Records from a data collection
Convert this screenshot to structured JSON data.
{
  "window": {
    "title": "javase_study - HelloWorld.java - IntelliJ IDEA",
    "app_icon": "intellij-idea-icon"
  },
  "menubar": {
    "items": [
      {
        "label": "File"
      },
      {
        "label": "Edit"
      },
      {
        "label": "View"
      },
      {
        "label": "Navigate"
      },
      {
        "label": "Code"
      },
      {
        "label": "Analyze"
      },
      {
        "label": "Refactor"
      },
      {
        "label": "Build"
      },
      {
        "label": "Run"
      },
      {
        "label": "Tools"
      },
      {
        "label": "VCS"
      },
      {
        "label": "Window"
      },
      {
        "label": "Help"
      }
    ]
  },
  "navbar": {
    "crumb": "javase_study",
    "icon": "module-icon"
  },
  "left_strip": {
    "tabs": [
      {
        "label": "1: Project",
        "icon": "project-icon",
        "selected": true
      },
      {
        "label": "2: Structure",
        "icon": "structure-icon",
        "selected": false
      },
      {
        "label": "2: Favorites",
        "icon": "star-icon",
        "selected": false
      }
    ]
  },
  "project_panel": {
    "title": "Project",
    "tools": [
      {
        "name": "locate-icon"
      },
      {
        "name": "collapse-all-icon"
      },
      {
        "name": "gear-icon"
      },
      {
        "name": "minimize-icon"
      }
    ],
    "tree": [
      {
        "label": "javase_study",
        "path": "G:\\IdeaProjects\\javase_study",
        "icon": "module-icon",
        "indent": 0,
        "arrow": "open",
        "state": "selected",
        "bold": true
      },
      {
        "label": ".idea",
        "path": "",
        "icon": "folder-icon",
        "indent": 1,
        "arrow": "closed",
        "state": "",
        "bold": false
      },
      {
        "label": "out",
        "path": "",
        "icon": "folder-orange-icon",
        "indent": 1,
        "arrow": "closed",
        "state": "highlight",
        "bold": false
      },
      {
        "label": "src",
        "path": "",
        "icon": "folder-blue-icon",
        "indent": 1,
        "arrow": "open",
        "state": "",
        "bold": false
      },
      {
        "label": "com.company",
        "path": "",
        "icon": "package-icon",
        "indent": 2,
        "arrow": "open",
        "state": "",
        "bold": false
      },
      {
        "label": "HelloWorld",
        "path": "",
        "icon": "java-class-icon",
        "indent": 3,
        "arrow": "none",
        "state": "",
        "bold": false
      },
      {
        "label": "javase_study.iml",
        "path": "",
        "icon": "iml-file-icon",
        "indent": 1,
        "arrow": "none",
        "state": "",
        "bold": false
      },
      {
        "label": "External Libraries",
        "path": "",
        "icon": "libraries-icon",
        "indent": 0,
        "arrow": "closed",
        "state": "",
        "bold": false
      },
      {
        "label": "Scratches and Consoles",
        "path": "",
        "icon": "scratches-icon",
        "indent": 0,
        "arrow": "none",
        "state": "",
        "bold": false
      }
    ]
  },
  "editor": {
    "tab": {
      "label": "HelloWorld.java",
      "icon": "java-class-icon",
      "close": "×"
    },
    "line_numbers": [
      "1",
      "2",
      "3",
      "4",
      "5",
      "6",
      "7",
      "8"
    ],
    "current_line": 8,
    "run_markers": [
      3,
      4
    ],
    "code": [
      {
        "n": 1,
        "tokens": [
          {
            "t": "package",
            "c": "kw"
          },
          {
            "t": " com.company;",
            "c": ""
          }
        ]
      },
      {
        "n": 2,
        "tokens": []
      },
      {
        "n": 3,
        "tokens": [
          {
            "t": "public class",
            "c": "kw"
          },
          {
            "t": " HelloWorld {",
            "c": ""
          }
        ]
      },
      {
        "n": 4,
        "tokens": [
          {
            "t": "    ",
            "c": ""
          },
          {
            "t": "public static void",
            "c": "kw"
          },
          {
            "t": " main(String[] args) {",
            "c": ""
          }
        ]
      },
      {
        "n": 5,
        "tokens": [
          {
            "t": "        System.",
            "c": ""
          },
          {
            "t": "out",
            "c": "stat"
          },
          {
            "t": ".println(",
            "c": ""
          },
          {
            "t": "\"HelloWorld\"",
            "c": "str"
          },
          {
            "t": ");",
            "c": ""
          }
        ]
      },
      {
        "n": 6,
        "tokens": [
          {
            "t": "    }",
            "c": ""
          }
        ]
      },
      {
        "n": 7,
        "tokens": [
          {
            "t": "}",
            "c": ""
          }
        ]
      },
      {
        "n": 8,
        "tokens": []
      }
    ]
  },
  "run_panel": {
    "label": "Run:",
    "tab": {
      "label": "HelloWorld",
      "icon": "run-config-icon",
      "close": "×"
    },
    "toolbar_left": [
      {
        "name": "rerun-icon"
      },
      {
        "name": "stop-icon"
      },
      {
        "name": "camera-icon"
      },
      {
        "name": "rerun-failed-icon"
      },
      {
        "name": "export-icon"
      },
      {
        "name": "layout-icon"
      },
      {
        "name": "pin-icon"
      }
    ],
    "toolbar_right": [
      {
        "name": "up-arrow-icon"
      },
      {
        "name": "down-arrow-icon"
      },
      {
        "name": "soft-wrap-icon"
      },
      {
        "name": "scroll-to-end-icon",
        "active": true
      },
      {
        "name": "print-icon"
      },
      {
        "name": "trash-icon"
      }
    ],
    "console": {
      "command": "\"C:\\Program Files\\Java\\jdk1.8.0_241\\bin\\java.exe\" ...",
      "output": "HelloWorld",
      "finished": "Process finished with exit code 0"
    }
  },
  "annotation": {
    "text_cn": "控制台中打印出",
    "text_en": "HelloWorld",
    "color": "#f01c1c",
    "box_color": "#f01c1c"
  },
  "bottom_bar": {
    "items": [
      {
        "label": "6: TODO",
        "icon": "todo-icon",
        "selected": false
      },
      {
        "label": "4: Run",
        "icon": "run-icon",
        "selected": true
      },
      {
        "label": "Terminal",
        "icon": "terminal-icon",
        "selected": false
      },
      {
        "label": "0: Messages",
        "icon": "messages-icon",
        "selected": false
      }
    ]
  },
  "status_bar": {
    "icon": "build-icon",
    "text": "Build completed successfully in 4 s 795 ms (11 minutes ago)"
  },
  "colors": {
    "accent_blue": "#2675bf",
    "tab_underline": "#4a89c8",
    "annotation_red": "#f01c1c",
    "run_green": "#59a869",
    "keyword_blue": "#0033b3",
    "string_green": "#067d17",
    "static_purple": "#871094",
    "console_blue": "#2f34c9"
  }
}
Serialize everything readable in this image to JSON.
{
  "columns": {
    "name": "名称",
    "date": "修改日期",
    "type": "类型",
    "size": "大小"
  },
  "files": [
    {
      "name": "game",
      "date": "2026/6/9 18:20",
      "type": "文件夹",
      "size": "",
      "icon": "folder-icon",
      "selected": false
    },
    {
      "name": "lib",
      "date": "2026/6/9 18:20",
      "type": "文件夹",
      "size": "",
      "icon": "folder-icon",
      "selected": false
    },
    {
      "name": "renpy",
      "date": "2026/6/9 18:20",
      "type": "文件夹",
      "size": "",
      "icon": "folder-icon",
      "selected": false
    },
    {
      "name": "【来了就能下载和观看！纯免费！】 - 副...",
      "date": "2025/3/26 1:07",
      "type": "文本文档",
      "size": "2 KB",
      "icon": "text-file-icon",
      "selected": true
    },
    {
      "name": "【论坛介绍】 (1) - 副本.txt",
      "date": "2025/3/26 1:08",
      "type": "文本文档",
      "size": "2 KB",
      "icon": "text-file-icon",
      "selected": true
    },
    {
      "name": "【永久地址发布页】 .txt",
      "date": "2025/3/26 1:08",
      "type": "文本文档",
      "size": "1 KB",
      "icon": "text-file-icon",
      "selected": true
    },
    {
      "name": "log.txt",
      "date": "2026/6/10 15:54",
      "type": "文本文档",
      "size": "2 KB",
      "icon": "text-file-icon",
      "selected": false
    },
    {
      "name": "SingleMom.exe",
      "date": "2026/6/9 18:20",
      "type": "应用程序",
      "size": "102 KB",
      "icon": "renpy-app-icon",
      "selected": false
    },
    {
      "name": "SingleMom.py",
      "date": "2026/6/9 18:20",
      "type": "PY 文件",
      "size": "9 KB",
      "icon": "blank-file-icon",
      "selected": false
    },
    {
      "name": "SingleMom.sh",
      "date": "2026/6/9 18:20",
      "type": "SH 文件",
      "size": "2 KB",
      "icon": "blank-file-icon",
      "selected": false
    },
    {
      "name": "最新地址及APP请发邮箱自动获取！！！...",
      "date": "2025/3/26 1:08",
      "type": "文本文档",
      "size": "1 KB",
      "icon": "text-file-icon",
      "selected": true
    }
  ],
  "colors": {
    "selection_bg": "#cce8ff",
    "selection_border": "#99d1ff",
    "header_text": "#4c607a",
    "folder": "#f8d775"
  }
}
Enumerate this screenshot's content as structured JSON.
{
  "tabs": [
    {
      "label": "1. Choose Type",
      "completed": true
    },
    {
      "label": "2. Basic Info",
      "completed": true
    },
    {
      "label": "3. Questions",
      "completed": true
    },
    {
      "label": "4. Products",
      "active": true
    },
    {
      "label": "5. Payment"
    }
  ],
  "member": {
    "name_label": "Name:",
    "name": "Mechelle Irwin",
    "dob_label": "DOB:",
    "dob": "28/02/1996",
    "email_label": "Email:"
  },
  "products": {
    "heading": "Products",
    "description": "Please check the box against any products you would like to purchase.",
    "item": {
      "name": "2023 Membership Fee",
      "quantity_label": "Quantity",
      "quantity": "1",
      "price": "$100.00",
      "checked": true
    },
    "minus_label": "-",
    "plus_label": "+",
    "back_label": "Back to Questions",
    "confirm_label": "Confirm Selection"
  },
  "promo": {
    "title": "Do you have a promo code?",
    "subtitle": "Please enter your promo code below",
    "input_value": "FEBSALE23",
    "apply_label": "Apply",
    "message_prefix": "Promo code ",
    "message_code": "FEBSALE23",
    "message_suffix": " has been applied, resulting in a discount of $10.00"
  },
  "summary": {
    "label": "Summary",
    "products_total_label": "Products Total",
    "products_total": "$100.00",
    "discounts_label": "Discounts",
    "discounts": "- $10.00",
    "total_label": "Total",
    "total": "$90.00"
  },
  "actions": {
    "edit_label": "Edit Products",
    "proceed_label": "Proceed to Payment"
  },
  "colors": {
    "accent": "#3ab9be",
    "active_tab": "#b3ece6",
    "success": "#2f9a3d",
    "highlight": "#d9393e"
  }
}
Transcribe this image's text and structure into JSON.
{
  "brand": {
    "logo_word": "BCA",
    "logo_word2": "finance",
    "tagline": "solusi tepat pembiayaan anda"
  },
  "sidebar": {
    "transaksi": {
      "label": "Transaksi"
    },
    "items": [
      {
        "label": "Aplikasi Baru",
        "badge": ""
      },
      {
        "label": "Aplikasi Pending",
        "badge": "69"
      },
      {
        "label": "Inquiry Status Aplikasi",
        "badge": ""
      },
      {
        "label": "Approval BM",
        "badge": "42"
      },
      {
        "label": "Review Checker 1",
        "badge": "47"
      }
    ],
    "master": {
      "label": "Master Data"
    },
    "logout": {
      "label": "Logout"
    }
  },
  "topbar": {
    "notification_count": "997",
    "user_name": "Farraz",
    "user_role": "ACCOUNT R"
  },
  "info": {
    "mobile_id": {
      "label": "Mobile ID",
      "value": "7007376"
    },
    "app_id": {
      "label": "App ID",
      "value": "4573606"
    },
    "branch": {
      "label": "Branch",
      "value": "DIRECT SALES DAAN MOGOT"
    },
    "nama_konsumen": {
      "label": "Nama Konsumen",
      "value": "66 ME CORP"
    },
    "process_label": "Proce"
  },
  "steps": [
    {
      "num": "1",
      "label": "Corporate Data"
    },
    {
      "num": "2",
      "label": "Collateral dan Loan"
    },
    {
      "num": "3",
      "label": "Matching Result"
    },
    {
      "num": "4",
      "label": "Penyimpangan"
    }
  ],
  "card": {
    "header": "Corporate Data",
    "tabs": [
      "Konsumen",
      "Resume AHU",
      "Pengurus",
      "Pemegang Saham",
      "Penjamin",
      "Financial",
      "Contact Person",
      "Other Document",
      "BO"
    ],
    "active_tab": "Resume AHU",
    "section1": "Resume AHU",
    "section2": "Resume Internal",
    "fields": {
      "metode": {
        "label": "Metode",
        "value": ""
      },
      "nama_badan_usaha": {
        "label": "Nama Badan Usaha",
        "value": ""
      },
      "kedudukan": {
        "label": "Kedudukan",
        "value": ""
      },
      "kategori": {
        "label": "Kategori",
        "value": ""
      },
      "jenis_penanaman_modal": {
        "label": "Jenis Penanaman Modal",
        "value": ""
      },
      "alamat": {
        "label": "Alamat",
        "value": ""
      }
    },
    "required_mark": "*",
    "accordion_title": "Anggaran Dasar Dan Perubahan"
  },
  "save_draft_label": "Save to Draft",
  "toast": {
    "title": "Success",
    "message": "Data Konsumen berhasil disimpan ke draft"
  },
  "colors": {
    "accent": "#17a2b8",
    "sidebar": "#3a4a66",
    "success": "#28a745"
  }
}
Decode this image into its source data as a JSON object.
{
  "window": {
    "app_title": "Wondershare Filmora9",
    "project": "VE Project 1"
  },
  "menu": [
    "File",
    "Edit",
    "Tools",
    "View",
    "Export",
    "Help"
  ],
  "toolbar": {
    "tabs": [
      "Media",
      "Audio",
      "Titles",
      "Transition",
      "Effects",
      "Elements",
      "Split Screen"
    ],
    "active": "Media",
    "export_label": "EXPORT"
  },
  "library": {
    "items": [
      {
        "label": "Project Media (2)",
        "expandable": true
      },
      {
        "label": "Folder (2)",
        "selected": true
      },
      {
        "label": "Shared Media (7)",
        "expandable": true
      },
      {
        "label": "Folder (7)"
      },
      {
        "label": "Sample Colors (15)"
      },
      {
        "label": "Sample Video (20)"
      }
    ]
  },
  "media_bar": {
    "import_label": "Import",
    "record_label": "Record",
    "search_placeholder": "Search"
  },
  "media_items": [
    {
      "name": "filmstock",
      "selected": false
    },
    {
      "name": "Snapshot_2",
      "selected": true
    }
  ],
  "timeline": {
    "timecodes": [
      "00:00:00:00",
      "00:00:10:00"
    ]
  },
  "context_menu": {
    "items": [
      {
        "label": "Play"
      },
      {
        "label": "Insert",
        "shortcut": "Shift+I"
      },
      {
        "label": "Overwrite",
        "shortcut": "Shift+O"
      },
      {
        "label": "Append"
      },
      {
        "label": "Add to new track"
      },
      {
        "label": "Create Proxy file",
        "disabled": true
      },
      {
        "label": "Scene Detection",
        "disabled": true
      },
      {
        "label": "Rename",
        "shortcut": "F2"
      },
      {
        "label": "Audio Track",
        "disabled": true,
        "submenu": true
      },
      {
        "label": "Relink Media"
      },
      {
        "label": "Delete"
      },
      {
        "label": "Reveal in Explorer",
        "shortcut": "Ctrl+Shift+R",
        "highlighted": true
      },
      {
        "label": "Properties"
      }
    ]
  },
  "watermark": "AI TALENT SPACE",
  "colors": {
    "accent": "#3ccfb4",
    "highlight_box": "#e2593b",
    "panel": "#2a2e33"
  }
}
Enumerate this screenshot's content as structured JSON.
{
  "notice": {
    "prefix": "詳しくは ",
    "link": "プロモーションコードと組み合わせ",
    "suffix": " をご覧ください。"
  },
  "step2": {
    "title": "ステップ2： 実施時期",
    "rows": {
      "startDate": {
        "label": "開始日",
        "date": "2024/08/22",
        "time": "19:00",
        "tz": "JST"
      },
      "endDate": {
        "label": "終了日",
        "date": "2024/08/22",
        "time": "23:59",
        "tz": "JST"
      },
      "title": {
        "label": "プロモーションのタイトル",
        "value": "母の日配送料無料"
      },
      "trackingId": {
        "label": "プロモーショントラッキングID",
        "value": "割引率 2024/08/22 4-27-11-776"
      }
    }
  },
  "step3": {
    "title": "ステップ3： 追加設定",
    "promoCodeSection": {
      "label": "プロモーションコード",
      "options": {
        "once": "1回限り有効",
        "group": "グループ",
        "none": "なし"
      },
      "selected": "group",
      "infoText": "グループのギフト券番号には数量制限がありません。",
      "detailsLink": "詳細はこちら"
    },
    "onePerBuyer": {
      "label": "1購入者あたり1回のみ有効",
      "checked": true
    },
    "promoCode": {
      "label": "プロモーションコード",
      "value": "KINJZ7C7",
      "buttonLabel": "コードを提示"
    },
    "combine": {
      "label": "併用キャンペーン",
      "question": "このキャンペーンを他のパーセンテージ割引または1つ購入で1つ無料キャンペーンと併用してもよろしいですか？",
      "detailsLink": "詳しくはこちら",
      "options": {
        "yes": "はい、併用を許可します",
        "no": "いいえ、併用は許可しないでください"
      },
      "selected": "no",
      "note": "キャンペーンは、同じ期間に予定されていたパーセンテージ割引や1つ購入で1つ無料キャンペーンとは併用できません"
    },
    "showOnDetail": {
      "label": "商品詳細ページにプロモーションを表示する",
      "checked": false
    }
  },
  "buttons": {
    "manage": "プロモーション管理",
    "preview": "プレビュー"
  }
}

EXERCISE BRIEF:
Take each line of the material that contains the word "class" and list it.

WRITTEN RESPONSE:
        "icon": "java-class-icon",
      "icon": "java-class-icon",
            "t": "public class",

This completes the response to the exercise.